* _WHAT IS ASKED_:
Give the entries back exactly, dropping each image.
## BEGIN RECORDED INFORMATION
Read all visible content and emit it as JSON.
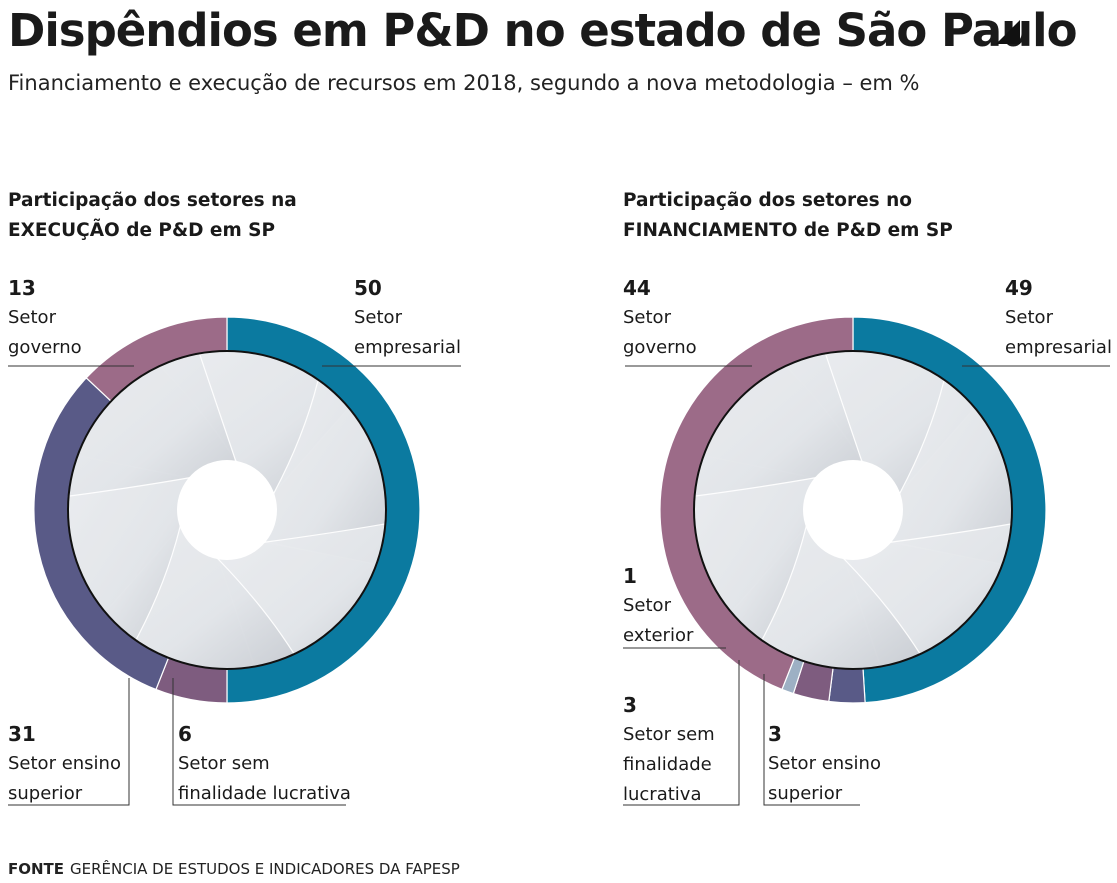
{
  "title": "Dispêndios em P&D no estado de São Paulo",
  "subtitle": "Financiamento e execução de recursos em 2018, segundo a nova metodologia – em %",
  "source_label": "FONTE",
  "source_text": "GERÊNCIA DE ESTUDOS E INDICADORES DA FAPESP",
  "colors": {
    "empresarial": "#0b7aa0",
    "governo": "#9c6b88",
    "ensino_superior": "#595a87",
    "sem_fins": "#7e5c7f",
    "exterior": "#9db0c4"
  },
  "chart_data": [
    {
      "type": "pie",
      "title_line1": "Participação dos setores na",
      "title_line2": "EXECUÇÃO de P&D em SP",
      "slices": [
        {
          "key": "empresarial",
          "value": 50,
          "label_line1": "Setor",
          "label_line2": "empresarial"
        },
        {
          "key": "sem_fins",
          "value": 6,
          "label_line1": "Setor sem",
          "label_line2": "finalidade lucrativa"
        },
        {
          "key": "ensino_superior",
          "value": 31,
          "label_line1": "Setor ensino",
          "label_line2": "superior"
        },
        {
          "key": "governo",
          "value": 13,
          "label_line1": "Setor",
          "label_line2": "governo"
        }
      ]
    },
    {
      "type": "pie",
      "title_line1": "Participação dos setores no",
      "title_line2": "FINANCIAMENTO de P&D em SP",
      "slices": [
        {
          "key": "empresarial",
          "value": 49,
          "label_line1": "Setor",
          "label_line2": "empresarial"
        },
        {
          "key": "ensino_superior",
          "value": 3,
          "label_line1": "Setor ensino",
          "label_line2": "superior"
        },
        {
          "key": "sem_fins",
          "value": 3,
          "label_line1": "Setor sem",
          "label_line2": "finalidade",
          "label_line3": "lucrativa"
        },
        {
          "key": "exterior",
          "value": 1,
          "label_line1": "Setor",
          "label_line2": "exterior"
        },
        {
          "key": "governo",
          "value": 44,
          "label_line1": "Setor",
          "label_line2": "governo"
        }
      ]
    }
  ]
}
## END RECORDED INFORMATION
* _PROBLEM SOLUTION_:
Read all visible content and emit it as JSON.
{
  "title": "Dispêndios em P&D no estado de São Paulo",
  "subtitle": "Financiamento e execução de recursos em 2018, segundo a nova metodologia – em %",
  "source_label": "FONTE",
  "source_text": "GERÊNCIA DE ESTUDOS E INDICADORES DA FAPESP",
  "colors": {
    "empresarial": "#0b7aa0",
    "governo": "#9c6b88",
    "ensino_superior": "#595a87",
    "sem_fins": "#7e5c7f",
    "exterior": "#9db0c4"
  },
  "chart_data": [
    {
      "type": "pie",
      "title_line1": "Participação dos setores na",
      "title_line2": "EXECUÇÃO de P&D em SP",
      "slices": [
        {
          "key": "empresarial",
          "value": 50,
          "label_line1": "Setor",
          "label_line2": "empresarial"
        },
        {
          "key": "sem_fins",
          "value": 6,
          "label_line1": "Setor sem",
          "label_line2": "finalidade lucrativa"
        },
        {
          "key": "ensino_superior",
          "value": 31,
          "label_line1": "Setor ensino",
          "label_line2": "superior"
        },
        {
          "key": "governo",
          "value": 13,
          "label_line1": "Setor",
          "label_line2": "governo"
        }
      ]
    },
    {
      "type": "pie",
      "title_line1": "Participação dos setores no",
      "title_line2": "FINANCIAMENTO de P&D em SP",
      "slices": [
        {
          "key": "empresarial",
          "value": 49,
          "label_line1": "Setor",
          "label_line2": "empresarial"
        },
        {
          "key": "ensino_superior",
          "value": 3,
          "label_line1": "Setor ensino",
          "label_line2": "superior"
        },
        {
          "key": "sem_fins",
          "value": 3,
          "label_line1": "Setor sem",
          "label_line2": "finalidade",
          "label_line3": "lucrativa"
        },
        {
          "key": "exterior",
          "value": 1,
          "label_line1": "Setor",
          "label_line2": "exterior"
        },
        {
          "key": "governo",
          "value": 44,
          "label_line1": "Setor",
          "label_line2": "governo"
        }
      ]
    }
  ]
}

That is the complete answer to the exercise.